- Instructions to follow
Write out the records below word for word, please.

- Items

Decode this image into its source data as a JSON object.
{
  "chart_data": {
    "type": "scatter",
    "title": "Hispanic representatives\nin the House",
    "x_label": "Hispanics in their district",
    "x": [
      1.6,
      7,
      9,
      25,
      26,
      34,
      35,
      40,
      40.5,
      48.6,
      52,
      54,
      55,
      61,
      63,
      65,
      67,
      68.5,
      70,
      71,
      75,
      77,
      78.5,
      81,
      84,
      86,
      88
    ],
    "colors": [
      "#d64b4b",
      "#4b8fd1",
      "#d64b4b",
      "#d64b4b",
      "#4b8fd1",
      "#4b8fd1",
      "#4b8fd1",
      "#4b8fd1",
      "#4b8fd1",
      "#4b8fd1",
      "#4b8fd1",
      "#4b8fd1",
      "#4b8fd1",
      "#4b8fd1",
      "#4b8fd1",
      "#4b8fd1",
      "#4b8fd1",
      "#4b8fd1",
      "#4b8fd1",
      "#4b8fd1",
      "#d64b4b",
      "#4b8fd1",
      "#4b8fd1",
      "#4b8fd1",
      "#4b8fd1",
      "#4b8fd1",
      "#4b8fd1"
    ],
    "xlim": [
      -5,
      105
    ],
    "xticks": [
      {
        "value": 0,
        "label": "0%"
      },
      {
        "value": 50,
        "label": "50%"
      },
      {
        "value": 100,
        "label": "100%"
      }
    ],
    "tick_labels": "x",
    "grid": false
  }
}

- Output below
Decode this image into its source data as a JSON object.
{
  "chart_data": {
    "type": "scatter",
    "title": "Hispanic representatives\nin the House",
    "x_label": "Hispanics in their district",
    "x": [
      1.6,
      7,
      9,
      25,
      26,
      34,
      35,
      40,
      40.5,
      48.6,
      52,
      54,
      55,
      61,
      63,
      65,
      67,
      68.5,
      70,
      71,
      75,
      77,
      78.5,
      81,
      84,
      86,
      88
    ],
    "colors": [
      "#d64b4b",
      "#4b8fd1",
      "#d64b4b",
      "#d64b4b",
      "#4b8fd1",
      "#4b8fd1",
      "#4b8fd1",
      "#4b8fd1",
      "#4b8fd1",
      "#4b8fd1",
      "#4b8fd1",
      "#4b8fd1",
      "#4b8fd1",
      "#4b8fd1",
      "#4b8fd1",
      "#4b8fd1",
      "#4b8fd1",
      "#4b8fd1",
      "#4b8fd1",
      "#4b8fd1",
      "#d64b4b",
      "#4b8fd1",
      "#4b8fd1",
      "#4b8fd1",
      "#4b8fd1",
      "#4b8fd1",
      "#4b8fd1"
    ],
    "xlim": [
      -5,
      105
    ],
    "xticks": [
      {
        "value": 0,
        "label": "0%"
      },
      {
        "value": 50,
        "label": "50%"
      },
      {
        "value": 100,
        "label": "100%"
      }
    ],
    "tick_labels": "x",
    "grid": false
  }
}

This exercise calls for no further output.